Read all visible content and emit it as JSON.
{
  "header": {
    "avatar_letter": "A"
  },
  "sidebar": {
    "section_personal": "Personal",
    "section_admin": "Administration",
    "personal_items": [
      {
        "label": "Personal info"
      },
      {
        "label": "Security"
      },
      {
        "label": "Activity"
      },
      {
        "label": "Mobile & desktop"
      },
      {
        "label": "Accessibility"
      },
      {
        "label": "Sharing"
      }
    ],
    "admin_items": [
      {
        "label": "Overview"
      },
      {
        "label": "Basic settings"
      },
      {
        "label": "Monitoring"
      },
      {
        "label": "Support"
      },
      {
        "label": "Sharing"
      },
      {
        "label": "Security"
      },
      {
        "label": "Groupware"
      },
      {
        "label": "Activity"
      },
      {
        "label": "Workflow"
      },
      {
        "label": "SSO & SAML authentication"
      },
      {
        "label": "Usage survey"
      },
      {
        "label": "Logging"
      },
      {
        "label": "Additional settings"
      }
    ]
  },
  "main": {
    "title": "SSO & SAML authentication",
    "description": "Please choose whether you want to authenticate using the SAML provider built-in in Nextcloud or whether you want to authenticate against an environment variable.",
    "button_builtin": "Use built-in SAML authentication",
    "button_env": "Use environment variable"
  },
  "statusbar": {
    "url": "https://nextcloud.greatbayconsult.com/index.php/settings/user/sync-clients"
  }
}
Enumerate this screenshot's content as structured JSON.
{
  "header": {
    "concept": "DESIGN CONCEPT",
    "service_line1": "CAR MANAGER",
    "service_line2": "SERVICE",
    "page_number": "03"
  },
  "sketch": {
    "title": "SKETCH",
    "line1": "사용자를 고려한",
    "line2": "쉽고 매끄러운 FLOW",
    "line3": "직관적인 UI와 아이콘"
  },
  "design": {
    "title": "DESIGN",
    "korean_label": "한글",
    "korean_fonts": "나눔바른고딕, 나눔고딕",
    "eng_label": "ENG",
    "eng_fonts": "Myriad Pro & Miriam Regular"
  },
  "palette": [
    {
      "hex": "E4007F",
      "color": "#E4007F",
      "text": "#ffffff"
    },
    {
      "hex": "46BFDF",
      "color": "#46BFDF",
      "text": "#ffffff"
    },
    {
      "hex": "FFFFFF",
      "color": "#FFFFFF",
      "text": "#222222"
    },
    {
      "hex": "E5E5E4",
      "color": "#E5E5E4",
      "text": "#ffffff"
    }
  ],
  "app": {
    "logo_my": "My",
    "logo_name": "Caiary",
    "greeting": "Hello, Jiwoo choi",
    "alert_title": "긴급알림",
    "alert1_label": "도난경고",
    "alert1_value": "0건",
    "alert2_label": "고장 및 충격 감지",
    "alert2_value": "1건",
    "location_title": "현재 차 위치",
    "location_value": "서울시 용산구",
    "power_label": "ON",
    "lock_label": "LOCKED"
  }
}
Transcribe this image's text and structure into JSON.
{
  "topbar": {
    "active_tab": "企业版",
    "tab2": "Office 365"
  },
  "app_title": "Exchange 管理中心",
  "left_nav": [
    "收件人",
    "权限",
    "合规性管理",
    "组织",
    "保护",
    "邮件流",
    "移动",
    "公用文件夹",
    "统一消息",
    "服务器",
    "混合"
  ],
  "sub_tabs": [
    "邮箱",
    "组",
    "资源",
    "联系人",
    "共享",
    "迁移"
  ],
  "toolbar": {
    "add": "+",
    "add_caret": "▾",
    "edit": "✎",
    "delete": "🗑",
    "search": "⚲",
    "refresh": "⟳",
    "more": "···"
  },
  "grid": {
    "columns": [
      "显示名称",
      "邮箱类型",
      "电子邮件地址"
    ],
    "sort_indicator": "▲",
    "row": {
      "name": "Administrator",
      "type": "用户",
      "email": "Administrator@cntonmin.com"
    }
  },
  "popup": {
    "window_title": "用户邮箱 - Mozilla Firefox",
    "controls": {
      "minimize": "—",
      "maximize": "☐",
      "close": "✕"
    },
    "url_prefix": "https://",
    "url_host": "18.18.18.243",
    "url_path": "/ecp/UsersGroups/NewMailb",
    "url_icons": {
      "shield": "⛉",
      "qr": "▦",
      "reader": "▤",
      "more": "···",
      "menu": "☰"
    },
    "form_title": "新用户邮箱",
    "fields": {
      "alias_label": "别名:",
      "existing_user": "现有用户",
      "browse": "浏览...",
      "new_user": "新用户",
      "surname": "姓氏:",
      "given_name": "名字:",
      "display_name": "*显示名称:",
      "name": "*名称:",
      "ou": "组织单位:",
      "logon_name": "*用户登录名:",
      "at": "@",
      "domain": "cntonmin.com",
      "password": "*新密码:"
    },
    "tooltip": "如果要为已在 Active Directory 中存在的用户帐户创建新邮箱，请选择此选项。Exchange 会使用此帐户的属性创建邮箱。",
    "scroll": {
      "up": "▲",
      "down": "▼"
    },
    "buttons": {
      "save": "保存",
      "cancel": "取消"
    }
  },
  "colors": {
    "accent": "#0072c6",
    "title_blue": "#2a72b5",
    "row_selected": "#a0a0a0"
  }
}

+ + +

### INSTRUCTIONS TO FOLLOW
Show every line from the listing above in which the string "this" appears.

### FULL ANSWER
Enumerate this screenshot's content as structured JSON.
Transcribe this image's text and structure into JSON.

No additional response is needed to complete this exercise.